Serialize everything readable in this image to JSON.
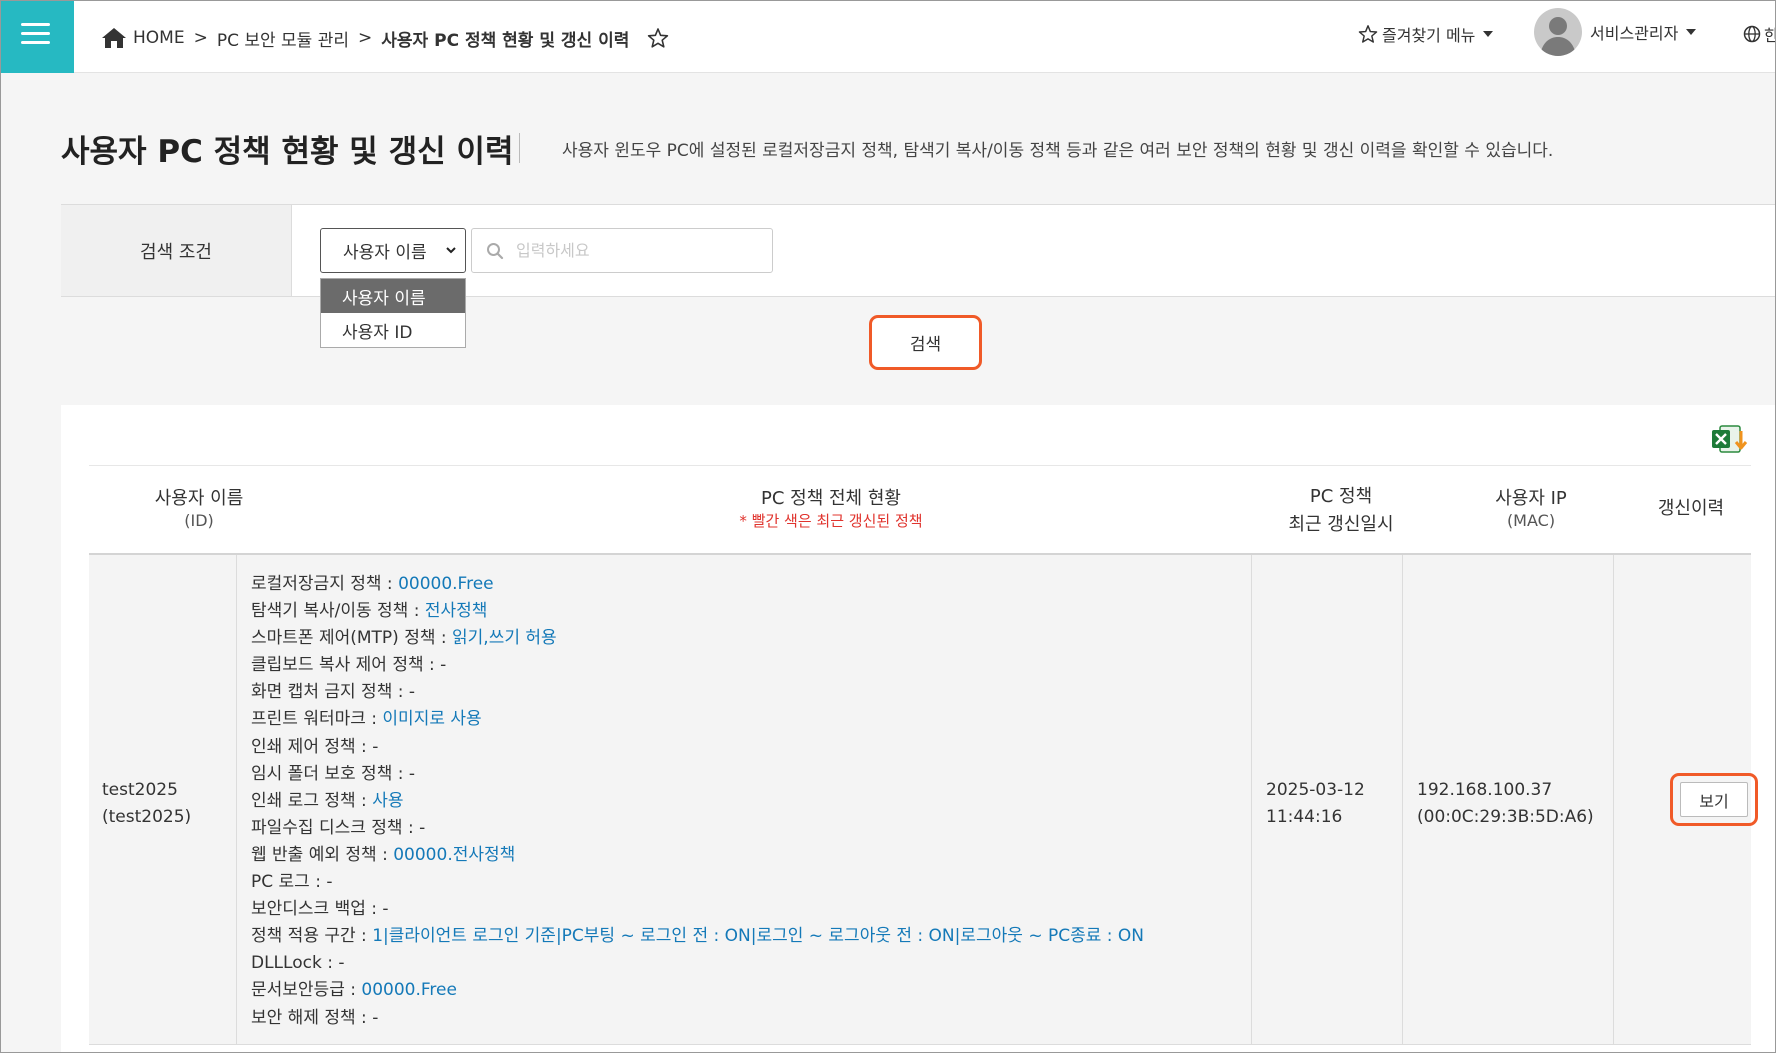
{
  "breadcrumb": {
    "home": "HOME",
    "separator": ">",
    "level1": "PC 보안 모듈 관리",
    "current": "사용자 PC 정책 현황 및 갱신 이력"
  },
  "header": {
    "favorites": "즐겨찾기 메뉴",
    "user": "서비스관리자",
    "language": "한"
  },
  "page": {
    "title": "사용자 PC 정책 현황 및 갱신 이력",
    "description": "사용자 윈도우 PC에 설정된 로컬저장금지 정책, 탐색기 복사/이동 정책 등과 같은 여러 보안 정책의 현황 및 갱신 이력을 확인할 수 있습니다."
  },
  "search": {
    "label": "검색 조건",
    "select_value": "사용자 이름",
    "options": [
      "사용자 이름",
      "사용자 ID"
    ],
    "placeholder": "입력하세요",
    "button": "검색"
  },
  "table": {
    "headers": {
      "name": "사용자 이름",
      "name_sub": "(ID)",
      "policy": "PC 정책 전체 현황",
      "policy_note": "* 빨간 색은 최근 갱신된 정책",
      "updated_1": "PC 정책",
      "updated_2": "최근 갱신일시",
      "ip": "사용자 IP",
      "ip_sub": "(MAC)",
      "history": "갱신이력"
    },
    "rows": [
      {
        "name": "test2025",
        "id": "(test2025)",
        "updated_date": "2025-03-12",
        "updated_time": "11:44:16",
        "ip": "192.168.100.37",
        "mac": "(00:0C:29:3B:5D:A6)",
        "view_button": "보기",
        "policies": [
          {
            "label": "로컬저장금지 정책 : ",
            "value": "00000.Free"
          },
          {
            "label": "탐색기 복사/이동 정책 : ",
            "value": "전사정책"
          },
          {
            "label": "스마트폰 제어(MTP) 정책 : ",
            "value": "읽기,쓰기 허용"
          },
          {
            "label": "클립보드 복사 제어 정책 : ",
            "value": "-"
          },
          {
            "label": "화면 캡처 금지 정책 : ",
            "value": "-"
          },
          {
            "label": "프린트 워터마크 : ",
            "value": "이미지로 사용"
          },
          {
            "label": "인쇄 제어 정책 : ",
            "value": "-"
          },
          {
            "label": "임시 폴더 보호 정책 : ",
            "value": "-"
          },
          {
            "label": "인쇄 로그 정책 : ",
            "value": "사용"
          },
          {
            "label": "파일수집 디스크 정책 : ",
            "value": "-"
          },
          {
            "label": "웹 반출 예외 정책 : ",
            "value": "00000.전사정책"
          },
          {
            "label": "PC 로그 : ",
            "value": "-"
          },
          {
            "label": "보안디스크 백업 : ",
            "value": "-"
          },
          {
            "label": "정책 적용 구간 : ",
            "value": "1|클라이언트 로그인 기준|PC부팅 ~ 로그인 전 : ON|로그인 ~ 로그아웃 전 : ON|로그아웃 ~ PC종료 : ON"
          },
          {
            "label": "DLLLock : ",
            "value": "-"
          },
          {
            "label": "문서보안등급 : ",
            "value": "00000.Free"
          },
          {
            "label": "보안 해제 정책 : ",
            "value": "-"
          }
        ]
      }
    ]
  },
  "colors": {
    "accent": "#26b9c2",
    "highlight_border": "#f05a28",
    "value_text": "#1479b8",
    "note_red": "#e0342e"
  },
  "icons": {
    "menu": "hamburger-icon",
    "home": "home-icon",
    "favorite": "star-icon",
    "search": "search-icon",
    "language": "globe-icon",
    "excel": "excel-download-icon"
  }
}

# # # # #

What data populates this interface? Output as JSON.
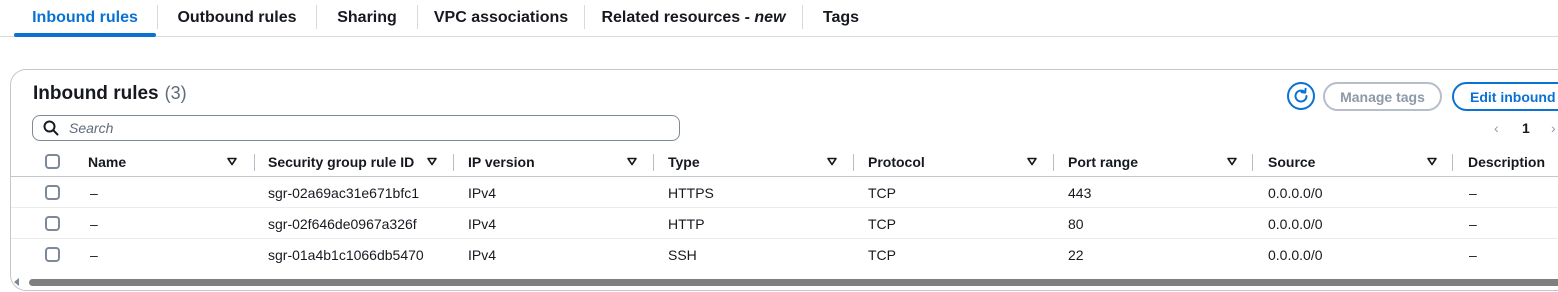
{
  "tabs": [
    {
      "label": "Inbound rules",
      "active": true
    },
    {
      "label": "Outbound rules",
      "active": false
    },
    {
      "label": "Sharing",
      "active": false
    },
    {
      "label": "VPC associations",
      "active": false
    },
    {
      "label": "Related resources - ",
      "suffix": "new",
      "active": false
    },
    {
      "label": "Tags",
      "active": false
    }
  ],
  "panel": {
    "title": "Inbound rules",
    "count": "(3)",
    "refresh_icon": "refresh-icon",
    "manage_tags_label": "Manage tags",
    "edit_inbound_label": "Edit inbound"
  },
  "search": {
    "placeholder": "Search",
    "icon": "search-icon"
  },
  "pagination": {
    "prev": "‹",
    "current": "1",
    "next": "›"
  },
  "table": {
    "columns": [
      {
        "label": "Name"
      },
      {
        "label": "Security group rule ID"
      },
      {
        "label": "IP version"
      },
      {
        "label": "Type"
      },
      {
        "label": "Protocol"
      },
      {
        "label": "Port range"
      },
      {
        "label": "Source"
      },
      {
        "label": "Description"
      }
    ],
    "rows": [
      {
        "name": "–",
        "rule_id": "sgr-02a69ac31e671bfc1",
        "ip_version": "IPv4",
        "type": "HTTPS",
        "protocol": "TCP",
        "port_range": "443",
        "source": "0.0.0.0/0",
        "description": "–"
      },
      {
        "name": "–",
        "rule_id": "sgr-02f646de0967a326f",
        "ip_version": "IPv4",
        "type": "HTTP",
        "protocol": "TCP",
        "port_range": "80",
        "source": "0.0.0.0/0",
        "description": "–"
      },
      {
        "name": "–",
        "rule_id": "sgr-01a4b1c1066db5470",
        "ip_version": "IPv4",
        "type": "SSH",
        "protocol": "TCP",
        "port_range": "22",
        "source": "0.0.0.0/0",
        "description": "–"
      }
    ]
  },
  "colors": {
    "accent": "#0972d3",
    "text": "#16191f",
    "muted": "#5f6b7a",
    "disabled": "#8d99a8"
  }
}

# # # # #

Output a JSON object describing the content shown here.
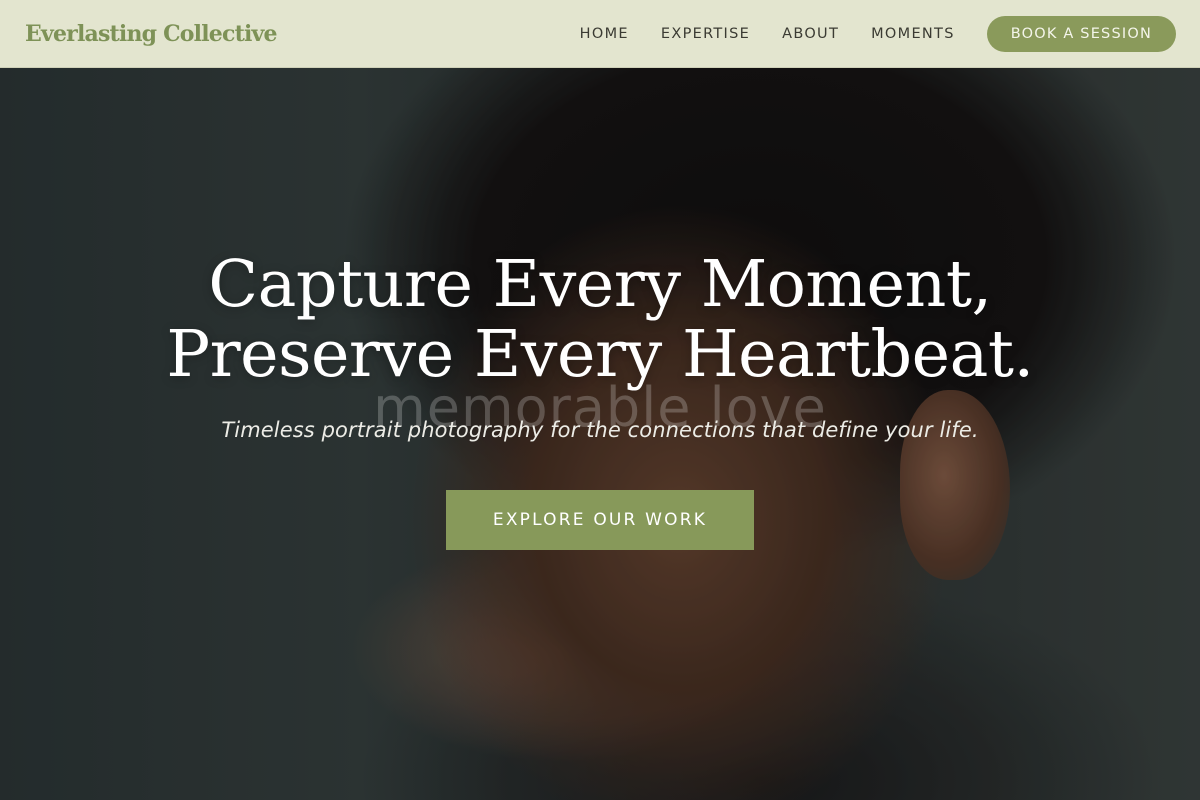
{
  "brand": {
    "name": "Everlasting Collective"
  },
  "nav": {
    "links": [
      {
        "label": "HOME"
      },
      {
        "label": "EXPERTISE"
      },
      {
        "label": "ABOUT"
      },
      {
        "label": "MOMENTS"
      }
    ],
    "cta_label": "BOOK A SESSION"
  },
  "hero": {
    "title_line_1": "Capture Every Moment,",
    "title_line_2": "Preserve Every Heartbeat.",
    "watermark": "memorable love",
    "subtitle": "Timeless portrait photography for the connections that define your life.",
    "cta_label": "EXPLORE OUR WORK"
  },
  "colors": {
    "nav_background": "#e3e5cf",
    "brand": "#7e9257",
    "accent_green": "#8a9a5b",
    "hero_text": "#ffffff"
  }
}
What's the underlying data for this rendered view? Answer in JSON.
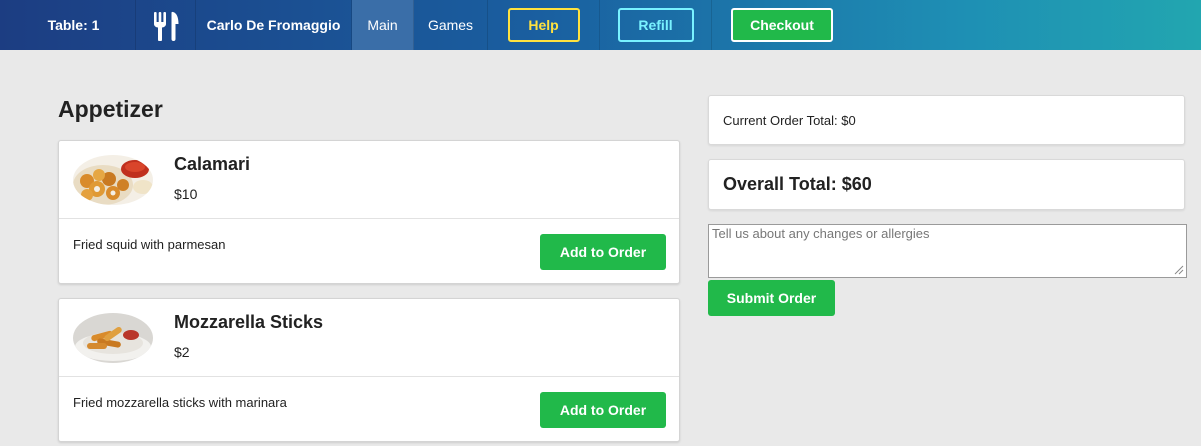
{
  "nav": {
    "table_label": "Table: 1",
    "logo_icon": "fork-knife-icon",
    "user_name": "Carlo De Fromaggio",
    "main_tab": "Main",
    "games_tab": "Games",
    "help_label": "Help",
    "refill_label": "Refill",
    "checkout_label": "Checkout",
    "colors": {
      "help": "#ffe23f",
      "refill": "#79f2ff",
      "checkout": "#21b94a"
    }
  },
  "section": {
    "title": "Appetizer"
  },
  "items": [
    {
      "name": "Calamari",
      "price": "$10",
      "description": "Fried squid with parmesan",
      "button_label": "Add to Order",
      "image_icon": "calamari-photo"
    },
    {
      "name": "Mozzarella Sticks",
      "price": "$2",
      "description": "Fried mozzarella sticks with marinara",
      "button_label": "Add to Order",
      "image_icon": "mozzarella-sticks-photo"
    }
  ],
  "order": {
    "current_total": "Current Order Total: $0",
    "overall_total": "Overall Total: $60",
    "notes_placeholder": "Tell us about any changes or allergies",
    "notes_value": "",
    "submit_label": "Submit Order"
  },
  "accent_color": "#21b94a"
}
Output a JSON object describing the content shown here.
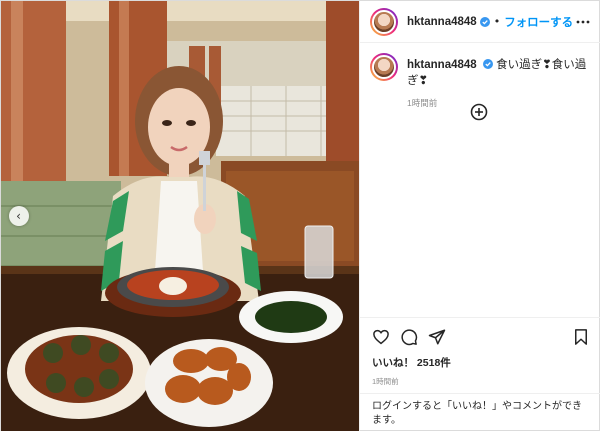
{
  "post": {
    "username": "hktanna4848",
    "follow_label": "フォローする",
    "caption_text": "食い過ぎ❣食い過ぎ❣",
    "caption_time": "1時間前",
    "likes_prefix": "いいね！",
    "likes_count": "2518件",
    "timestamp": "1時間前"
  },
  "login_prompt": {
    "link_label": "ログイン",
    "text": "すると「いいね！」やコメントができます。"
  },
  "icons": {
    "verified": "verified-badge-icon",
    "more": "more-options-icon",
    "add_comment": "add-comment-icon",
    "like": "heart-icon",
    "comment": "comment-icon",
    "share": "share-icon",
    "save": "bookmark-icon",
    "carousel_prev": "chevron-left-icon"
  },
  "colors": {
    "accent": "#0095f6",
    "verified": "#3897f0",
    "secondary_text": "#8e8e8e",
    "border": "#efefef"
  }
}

# # # # #

= Exercise brief =
Return each line of the data that contains the string "rules".

= Task answer =
      "label": "Inbound rules",
      "label": "Outbound rules",
    "title": "Inbound rules",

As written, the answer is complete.